**Stated exercise:** The listing must be reproduced in full, exactly as it stands.

**Recorded data:**
═══
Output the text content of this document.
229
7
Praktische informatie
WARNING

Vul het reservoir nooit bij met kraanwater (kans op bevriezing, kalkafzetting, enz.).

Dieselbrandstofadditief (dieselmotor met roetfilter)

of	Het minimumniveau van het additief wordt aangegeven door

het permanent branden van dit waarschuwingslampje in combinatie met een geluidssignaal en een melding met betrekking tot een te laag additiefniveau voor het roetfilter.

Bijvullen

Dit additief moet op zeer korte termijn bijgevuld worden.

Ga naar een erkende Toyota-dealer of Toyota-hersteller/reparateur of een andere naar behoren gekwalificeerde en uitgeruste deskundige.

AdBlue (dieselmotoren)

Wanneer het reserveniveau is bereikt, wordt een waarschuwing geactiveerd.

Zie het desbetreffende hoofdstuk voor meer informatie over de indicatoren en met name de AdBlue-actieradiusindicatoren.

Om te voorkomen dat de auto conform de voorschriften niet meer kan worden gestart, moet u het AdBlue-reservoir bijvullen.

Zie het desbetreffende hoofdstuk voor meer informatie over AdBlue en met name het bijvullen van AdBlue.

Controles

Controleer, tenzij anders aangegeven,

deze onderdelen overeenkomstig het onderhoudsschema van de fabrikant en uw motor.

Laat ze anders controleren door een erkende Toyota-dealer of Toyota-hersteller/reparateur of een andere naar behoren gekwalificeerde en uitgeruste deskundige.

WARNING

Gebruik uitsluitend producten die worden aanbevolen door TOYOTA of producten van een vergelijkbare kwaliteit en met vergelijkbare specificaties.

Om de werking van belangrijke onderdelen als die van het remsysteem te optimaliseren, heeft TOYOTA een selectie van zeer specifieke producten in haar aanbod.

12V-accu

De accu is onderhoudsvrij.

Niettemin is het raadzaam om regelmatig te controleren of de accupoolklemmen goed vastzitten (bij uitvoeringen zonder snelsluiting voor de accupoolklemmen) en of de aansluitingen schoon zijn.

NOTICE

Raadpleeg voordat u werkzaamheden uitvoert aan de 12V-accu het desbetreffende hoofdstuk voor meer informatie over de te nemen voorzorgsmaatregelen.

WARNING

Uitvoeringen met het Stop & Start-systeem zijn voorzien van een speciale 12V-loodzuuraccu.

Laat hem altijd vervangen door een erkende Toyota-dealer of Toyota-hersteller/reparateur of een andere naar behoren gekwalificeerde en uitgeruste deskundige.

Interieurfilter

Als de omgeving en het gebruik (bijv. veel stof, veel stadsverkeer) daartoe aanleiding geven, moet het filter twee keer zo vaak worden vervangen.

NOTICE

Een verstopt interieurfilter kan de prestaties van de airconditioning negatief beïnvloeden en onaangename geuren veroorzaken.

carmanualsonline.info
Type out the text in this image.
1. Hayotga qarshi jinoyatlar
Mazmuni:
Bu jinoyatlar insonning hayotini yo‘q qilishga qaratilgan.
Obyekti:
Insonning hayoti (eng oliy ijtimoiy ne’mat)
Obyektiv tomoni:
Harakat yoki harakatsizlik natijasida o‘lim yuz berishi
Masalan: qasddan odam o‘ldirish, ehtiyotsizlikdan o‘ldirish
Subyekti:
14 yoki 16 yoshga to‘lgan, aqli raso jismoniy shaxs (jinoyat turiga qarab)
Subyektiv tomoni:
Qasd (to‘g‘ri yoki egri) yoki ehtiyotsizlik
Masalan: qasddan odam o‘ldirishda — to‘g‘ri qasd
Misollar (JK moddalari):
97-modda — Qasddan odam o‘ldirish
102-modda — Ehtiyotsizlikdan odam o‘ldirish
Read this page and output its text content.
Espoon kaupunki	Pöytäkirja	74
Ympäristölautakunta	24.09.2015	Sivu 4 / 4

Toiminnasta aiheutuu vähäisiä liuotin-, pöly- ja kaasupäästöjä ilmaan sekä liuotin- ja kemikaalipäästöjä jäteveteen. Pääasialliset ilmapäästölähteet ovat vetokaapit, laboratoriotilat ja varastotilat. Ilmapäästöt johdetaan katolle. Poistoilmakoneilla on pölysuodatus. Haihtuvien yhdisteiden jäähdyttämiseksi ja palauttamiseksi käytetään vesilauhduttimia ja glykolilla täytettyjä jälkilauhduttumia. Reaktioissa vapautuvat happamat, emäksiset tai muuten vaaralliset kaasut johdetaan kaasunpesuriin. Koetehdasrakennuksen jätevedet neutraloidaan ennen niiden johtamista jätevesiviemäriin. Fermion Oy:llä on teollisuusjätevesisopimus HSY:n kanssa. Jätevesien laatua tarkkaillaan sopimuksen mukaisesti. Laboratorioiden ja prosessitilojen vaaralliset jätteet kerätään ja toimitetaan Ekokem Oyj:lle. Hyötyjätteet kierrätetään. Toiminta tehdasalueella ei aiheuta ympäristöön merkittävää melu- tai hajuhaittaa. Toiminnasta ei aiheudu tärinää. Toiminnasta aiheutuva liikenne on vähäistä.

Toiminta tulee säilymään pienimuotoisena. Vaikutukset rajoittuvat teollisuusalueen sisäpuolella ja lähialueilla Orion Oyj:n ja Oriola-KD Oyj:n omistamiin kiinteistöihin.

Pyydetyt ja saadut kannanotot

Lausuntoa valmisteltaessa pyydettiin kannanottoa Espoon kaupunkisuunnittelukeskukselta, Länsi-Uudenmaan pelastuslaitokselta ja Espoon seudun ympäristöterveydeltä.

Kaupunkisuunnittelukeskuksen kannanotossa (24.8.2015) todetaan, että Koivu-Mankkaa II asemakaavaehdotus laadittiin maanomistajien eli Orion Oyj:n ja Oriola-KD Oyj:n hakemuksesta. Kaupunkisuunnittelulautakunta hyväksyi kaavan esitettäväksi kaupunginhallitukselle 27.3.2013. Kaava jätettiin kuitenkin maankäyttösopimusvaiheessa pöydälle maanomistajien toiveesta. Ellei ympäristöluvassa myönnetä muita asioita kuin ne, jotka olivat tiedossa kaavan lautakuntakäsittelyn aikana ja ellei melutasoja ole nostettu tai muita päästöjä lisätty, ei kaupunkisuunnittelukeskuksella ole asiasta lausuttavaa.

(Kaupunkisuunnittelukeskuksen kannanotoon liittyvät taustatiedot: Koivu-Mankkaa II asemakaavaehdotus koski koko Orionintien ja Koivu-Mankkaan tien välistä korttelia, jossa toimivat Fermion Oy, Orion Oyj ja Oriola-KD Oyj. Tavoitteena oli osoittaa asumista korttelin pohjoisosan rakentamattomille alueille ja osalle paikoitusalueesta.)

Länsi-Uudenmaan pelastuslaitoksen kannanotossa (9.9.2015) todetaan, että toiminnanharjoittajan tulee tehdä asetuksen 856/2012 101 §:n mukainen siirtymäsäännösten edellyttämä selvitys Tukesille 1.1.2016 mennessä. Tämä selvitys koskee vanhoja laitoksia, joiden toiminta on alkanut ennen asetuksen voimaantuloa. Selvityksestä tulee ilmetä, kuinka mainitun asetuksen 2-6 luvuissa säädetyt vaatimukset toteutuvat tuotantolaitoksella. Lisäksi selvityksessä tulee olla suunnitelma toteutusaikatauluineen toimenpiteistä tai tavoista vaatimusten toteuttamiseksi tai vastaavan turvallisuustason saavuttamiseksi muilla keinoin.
═══
**Exercise answer:**
Output the text content of this document.
229
7
Praktische informatie
WARNING

Vul het reservoir nooit bij met kraanwater (kans op bevriezing, kalkafzetting, enz.).

Dieselbrandstofadditief (dieselmotor met roetfilter)

of	Het minimumniveau van het additief wordt aangegeven door

het permanent branden van dit waarschuwingslampje in combinatie met een geluidssignaal en een melding met betrekking tot een te laag additiefniveau voor het roetfilter.

Bijvullen

Dit additief moet op zeer korte termijn bijgevuld worden.

Ga naar een erkende Toyota-dealer of Toyota-hersteller/reparateur of een andere naar behoren gekwalificeerde en uitgeruste deskundige.

AdBlue (dieselmotoren)

Wanneer het reserveniveau is bereikt, wordt een waarschuwing geactiveerd.

Zie het desbetreffende hoofdstuk voor meer informatie over de indicatoren en met name de AdBlue-actieradiusindicatoren.

Om te voorkomen dat de auto conform de voorschriften niet meer kan worden gestart, moet u het AdBlue-reservoir bijvullen.

Zie het desbetreffende hoofdstuk voor meer informatie over AdBlue en met name het bijvullen van AdBlue.

Controles

Controleer, tenzij anders aangegeven,

deze onderdelen overeenkomstig het onderhoudsschema van de fabrikant en uw motor.

Laat ze anders controleren door een erkende Toyota-dealer of Toyota-hersteller/reparateur of een andere naar behoren gekwalificeerde en uitgeruste deskundige.

WARNING

Gebruik uitsluitend producten die worden aanbevolen door TOYOTA of producten van een vergelijkbare kwaliteit en met vergelijkbare specificaties.

Om de werking van belangrijke onderdelen als die van het remsysteem te optimaliseren, heeft TOYOTA een selectie van zeer specifieke producten in haar aanbod.

12V-accu

De accu is onderhoudsvrij.

Niettemin is het raadzaam om regelmatig te controleren of de accupoolklemmen goed vastzitten (bij uitvoeringen zonder snelsluiting voor de accupoolklemmen) en of de aansluitingen schoon zijn.

NOTICE

Raadpleeg voordat u werkzaamheden uitvoert aan de 12V-accu het desbetreffende hoofdstuk voor meer informatie over de te nemen voorzorgsmaatregelen.

WARNING

Uitvoeringen met het Stop & Start-systeem zijn voorzien van een speciale 12V-loodzuuraccu.

Laat hem altijd vervangen door een erkende Toyota-dealer of Toyota-hersteller/reparateur of een andere naar behoren gekwalificeerde en uitgeruste deskundige.

Interieurfilter

Als de omgeving en het gebruik (bijv. veel stof, veel stadsverkeer) daartoe aanleiding geven, moet het filter twee keer zo vaak worden vervangen.

NOTICE

Een verstopt interieurfilter kan de prestaties van de airconditioning negatief beïnvloeden en onaangename geuren veroorzaken.

carmanualsonline.info
Type out the text in this image.
1. Hayotga qarshi jinoyatlar
Mazmuni:
Bu jinoyatlar insonning hayotini yo‘q qilishga qaratilgan.
Obyekti:
Insonning hayoti (eng oliy ijtimoiy ne’mat)
Obyektiv tomoni:
Harakat yoki harakatsizlik natijasida o‘lim yuz berishi
Masalan: qasddan odam o‘ldirish, ehtiyotsizlikdan o‘ldirish
Subyekti:
14 yoki 16 yoshga to‘lgan, aqli raso jismoniy shaxs (jinoyat turiga qarab)
Subyektiv tomoni:
Qasd (to‘g‘ri yoki egri) yoki ehtiyotsizlik
Masalan: qasddan odam o‘ldirishda — to‘g‘ri qasd
Misollar (JK moddalari):
97-modda — Qasddan odam o‘ldirish
102-modda — Ehtiyotsizlikdan odam o‘ldirish
Read this page and output its text content.
Espoon kaupunki	Pöytäkirja	74
Ympäristölautakunta	24.09.2015	Sivu 4 / 4

Toiminnasta aiheutuu vähäisiä liuotin-, pöly- ja kaasupäästöjä ilmaan sekä liuotin- ja kemikaalipäästöjä jäteveteen. Pääasialliset ilmapäästölähteet ovat vetokaapit, laboratoriotilat ja varastotilat. Ilmapäästöt johdetaan katolle. Poistoilmakoneilla on pölysuodatus. Haihtuvien yhdisteiden jäähdyttämiseksi ja palauttamiseksi käytetään vesilauhduttimia ja glykolilla täytettyjä jälkilauhduttumia. Reaktioissa vapautuvat happamat, emäksiset tai muuten vaaralliset kaasut johdetaan kaasunpesuriin. Koetehdasrakennuksen jätevedet neutraloidaan ennen niiden johtamista jätevesiviemäriin. Fermion Oy:llä on teollisuusjätevesisopimus HSY:n kanssa. Jätevesien laatua tarkkaillaan sopimuksen mukaisesti. Laboratorioiden ja prosessitilojen vaaralliset jätteet kerätään ja toimitetaan Ekokem Oyj:lle. Hyötyjätteet kierrätetään. Toiminta tehdasalueella ei aiheuta ympäristöön merkittävää melu- tai hajuhaittaa. Toiminnasta ei aiheudu tärinää. Toiminnasta aiheutuva liikenne on vähäistä.

Toiminta tulee säilymään pienimuotoisena. Vaikutukset rajoittuvat teollisuusalueen sisäpuolella ja lähialueilla Orion Oyj:n ja Oriola-KD Oyj:n omistamiin kiinteistöihin.

Pyydetyt ja saadut kannanotot

Lausuntoa valmisteltaessa pyydettiin kannanottoa Espoon kaupunkisuunnittelukeskukselta, Länsi-Uudenmaan pelastuslaitokselta ja Espoon seudun ympäristöterveydeltä.

Kaupunkisuunnittelukeskuksen kannanotossa (24.8.2015) todetaan, että Koivu-Mankkaa II asemakaavaehdotus laadittiin maanomistajien eli Orion Oyj:n ja Oriola-KD Oyj:n hakemuksesta. Kaupunkisuunnittelulautakunta hyväksyi kaavan esitettäväksi kaupunginhallitukselle 27.3.2013. Kaava jätettiin kuitenkin maankäyttösopimusvaiheessa pöydälle maanomistajien toiveesta. Ellei ympäristöluvassa myönnetä muita asioita kuin ne, jotka olivat tiedossa kaavan lautakuntakäsittelyn aikana ja ellei melutasoja ole nostettu tai muita päästöjä lisätty, ei kaupunkisuunnittelukeskuksella ole asiasta lausuttavaa.

(Kaupunkisuunnittelukeskuksen kannanotoon liittyvät taustatiedot: Koivu-Mankkaa II asemakaavaehdotus koski koko Orionintien ja Koivu-Mankkaan tien välistä korttelia, jossa toimivat Fermion Oy, Orion Oyj ja Oriola-KD Oyj. Tavoitteena oli osoittaa asumista korttelin pohjoisosan rakentamattomille alueille ja osalle paikoitusalueesta.)

Länsi-Uudenmaan pelastuslaitoksen kannanotossa (9.9.2015) todetaan, että toiminnanharjoittajan tulee tehdä asetuksen 856/2012 101 §:n mukainen siirtymäsäännösten edellyttämä selvitys Tukesille 1.1.2016 mennessä. Tämä selvitys koskee vanhoja laitoksia, joiden toiminta on alkanut ennen asetuksen voimaantuloa. Selvityksestä tulee ilmetä, kuinka mainitun asetuksen 2-6 luvuissa säädetyt vaatimukset toteutuvat tuotantolaitoksella. Lisäksi selvityksessä tulee olla suunnitelma toteutusaikatauluineen toimenpiteistä tai tavoista vaatimusten toteuttamiseksi tai vastaavan turvallisuustason saavuttamiseksi muilla keinoin.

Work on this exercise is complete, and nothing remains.